[Extracted records]
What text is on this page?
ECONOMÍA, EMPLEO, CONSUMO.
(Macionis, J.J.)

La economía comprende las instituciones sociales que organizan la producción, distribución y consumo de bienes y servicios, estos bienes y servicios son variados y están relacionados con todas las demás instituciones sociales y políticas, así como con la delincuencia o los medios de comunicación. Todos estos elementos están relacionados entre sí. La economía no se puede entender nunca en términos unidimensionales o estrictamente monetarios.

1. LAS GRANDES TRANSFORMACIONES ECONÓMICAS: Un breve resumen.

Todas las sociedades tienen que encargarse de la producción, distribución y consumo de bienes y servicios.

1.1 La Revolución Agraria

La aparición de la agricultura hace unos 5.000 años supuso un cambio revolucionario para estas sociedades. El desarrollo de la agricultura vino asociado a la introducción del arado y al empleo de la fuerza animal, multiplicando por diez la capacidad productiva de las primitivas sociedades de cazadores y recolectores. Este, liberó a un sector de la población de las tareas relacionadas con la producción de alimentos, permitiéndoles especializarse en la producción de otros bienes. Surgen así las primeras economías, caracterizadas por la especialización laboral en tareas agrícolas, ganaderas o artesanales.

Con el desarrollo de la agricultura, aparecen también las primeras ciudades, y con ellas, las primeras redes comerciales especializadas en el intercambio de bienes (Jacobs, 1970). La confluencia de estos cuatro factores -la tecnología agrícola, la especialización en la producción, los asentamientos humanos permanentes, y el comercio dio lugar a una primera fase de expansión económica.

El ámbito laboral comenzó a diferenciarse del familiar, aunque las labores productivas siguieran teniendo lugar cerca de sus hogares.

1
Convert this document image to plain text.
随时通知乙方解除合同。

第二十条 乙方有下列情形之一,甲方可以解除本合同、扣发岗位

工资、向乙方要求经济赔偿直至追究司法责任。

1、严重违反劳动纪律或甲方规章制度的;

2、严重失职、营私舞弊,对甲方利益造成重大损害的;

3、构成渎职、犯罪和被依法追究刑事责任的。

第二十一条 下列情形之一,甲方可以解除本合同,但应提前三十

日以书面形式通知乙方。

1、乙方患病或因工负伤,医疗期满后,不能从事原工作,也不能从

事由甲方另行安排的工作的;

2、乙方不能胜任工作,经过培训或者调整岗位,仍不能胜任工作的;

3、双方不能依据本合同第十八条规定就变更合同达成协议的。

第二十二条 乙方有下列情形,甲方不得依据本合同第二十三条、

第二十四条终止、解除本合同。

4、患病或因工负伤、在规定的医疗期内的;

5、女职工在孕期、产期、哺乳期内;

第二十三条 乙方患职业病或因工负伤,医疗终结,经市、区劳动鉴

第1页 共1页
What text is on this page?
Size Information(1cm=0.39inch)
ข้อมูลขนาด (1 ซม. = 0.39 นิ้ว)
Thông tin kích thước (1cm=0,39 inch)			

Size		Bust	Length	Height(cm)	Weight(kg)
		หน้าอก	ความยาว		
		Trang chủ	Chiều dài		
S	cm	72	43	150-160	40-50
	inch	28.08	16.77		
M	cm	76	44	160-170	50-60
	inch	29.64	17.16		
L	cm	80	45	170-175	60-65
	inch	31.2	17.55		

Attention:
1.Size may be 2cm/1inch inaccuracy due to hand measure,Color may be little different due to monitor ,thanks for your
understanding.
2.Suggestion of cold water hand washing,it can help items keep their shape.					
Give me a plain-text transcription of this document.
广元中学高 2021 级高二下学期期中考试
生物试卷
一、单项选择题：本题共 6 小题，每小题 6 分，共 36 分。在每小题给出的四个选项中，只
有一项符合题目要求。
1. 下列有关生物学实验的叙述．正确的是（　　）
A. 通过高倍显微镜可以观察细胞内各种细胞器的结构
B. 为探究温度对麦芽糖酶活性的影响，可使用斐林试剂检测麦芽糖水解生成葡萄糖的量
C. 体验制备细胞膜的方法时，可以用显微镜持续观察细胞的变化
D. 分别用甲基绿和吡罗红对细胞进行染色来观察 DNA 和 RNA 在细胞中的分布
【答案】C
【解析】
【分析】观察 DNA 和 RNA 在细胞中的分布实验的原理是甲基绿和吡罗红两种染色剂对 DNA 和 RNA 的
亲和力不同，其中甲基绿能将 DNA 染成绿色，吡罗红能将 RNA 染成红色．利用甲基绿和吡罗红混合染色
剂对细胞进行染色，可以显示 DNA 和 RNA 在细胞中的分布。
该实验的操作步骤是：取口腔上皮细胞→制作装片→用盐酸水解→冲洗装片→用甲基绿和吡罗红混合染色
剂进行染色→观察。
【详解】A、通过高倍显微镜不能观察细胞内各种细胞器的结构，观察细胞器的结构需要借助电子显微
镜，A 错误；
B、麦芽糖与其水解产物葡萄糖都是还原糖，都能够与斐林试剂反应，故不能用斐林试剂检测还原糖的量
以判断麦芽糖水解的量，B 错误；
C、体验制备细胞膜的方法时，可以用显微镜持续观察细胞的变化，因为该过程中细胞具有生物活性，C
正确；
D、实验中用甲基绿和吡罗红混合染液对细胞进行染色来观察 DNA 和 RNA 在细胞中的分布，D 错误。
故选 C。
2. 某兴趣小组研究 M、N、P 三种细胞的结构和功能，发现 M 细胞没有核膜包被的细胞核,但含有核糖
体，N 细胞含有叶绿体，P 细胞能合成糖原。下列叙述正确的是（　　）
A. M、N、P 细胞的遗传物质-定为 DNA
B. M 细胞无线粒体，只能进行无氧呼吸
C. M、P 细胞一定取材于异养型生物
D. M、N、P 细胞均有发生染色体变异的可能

§ **Aim of the task**
Copy all lines of the material above where the string "desarrollo" occurs.

§ **The answer**
La aparición de la agricultura hace unos 5.000 años supuso un cambio revolucionario para estas sociedades. El desarrollo de la agricultura vino asociado a la introducción del arado y al empleo de la fuerza animal, multiplicando por diez la capacidad productiva de las primitivas sociedades de cazadores y recolectores. Este, liberó a un sector de la población de las tareas relacionadas con la producción de alimentos, permitiéndoles especializarse en la producción de otros bienes. Surgen así las primeras economías, caracterizadas por la especialización laboral en tareas agrícolas, ganaderas o artesanales.
Con el desarrollo de la agricultura, aparecen también las primeras ciudades, y con ellas, las primeras redes comerciales especializadas en el intercambio de bienes (Jacobs, 1970). La confluencia de estos cuatro factores -la tecnología agrícola, la especialización en la producción, los asentamientos humanos permanentes, y el comercio dio lugar a una primera fase de expansión económica.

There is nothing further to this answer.